▶ INSTRUCTION: Would you pull out every line of the material that contains the string "老张拿着他的小本本说"?

━━ DATASET RECORDS

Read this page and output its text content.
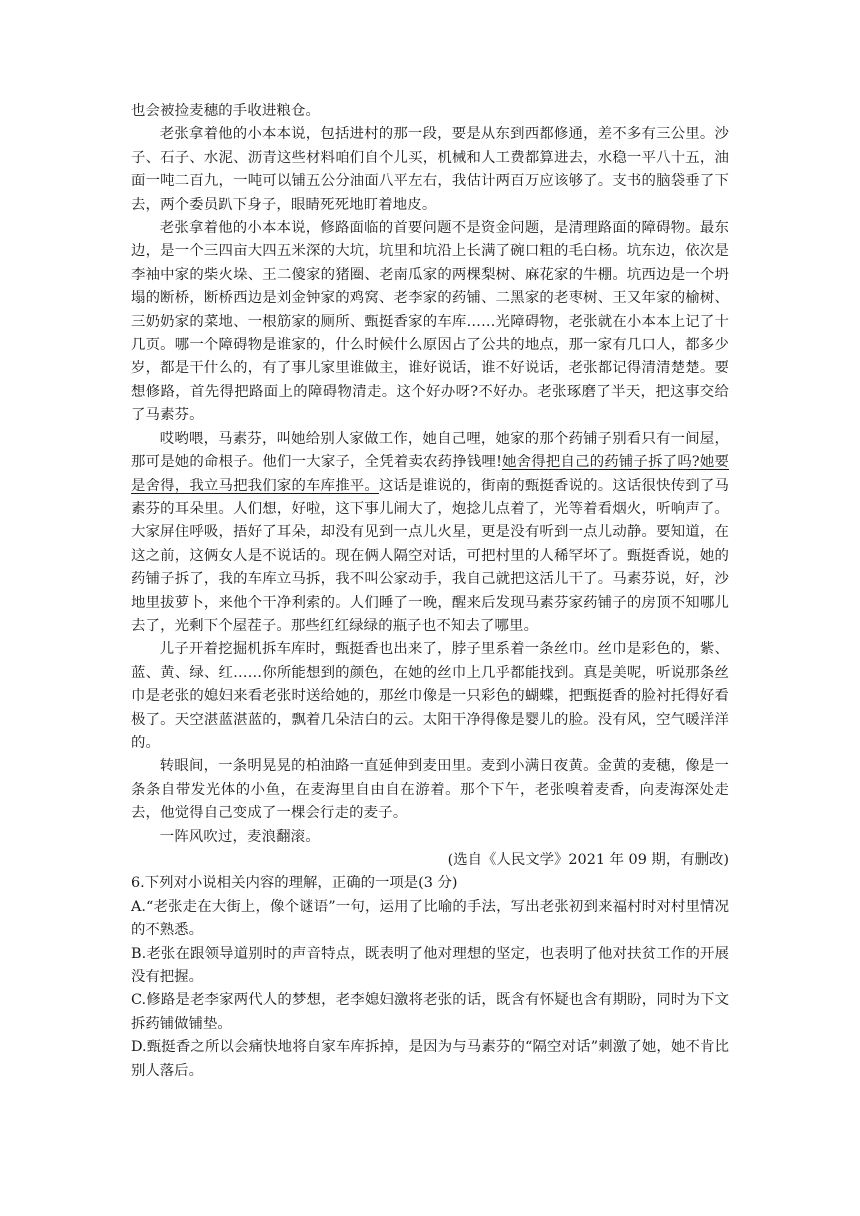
也会被捡麦穗的手收进粮仓。

老张拿着他的小本本说，包括进村的那一段，要是从东到西都修通，差不多有三公里。沙子、石子、水泥、沥青这些材料咱们自个儿买，机械和人工费都算进去，水稳一平八十五，油面一吨二百九，一吨可以铺五公分油面八平左右，我估计两百万应该够了。支书的脑袋垂了下去，两个委员趴下身子，眼睛死死地盯着地皮。

老张拿着他的小本本说，修路面临的首要问题不是资金问题，是清理路面的障碍物。最东边，是一个三四亩大四五米深的大坑，坑里和坑沿上长满了碗口粗的毛白杨。坑东边，依次是李袖中家的柴火垛、王二傻家的猪圈、老南瓜家的两棵梨树、麻花家的牛棚。坑西边是一个坍塌的断桥，断桥西边是刘金钟家的鸡窝、老李家的药铺、二黑家的老枣树、王又年家的榆树、三奶奶家的菜地、一根筋家的厕所、甄挺香家的车库……光障碍物，老张就在小本本上记了十几页。哪一个障碍物是谁家的，什么时候什么原因占了公共的地点，那一家有几口人，都多少岁，都是干什么的，有了事儿家里谁做主，谁好说话，谁不好说话，老张都记得清清楚楚。要想修路，首先得把路面上的障碍物清走。这个好办呀?不好办。老张琢磨了半天，把这事交给了马素芬。

哎哟喂，马素芬，叫她给别人家做工作，她自己哩，她家的那个药铺子别看只有一间屋，那可是她的命根子。他们一大家子，全凭着卖农药挣钱哩!她舍得把自己的药铺子拆了吗?她要是舍得，我立马把我们家的车库推平。这话是谁说的，街南的甄挺香说的。这话很快传到了马素芬的耳朵里。人们想，好啦，这下事儿闹大了，炮捻儿点着了，光等着看烟火，听响声了。大家屏住呼吸，捂好了耳朵，却没有见到一点儿火星，更是没有听到一点儿动静。要知道，在这之前，这俩女人是不说话的。现在俩人隔空对话，可把村里的人稀罕坏了。甄挺香说，她的药铺子拆了，我的车库立马拆，我不叫公家动手，我自己就把这活儿干了。马素芬说，好，沙地里拔萝卜，来他个干净利索的。人们睡了一晚，醒来后发现马素芬家药铺子的房顶不知哪儿去了，光剩下个屋茬子。那些红红绿绿的瓶子也不知去了哪里。

儿子开着挖掘机拆车库时，甄挺香也出来了，脖子里系着一条丝巾。丝巾是彩色的，紫、蓝、黄、绿、红……你所能想到的颜色，在她的丝巾上几乎都能找到。真是美呢，听说那条丝巾是老张的媳妇来看老张时送给她的，那丝巾像是一只彩色的蝴蝶，把甄挺香的脸衬托得好看极了。天空湛蓝湛蓝的，飘着几朵洁白的云。太阳干净得像是婴儿的脸。没有风，空气暖洋洋的。

转眼间，一条明晃晃的柏油路一直延伸到麦田里。麦到小满日夜黄。金黄的麦穗，像是一条条自带发光体的小鱼，在麦海里自由自在游着。那个下午，老张嗅着麦香，向麦海深处走去，他觉得自己变成了一棵会行走的麦子。

一阵风吹过，麦浪翻滚。

(选自《人民文学》2021 年 09 期，有删改)

6.下列对小说相关内容的理解，正确的一项是(3 分)

A.“老张走在大街上，像个谜语”一句，运用了比喻的手法，写出老张初到来福村时对村里情况的不熟悉。

B.老张在跟领导道别时的声音特点，既表明了他对理想的坚定，也表明了他对扶贫工作的开展没有把握。

C.修路是老李家两代人的梦想，老李媳妇激将老张的话，既含有怀疑也含有期盼，同时为下文拆药铺做铺垫。

D.甄挺香之所以会痛快地将自家车库拆掉，是因为与马素芬的“隔空对话”刺激了她，她不肯比别人落后。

━━━━

▶ EXERCISE RESPONSE:
老张拿着他的小本本说，包括进村的那一段，要是从东到西都修通，差不多有三公里。沙子、石子、水泥、沥青这些材料咱们自个儿买，机械和人工费都算进去，水稳一平八十五，油面一吨二百九，一吨可以铺五公分油面八平左右，我估计两百万应该够了。支书的脑袋垂了下去，两个委员趴下身子，眼睛死死地盯着地皮。
老张拿着他的小本本说，修路面临的首要问题不是资金问题，是清理路面的障碍物。最东边，是一个三四亩大四五米深的大坑，坑里和坑沿上长满了碗口粗的毛白杨。坑东边，依次是李袖中家的柴火垛、王二傻家的猪圈、老南瓜家的两棵梨树、麻花家的牛棚。坑西边是一个坍塌的断桥，断桥西边是刘金钟家的鸡窝、老李家的药铺、二黑家的老枣树、王又年家的榆树、三奶奶家的菜地、一根筋家的厕所、甄挺香家的车库……光障碍物，老张就在小本本上记了十几页。哪一个障碍物是谁家的，什么时候什么原因占了公共的地点，那一家有几口人，都多少岁，都是干什么的，有了事儿家里谁做主，谁好说话，谁不好说话，老张都记得清清楚楚。要想修路，首先得把路面上的障碍物清走。这个好办呀?不好办。老张琢磨了半天，把这事交给了马素芬。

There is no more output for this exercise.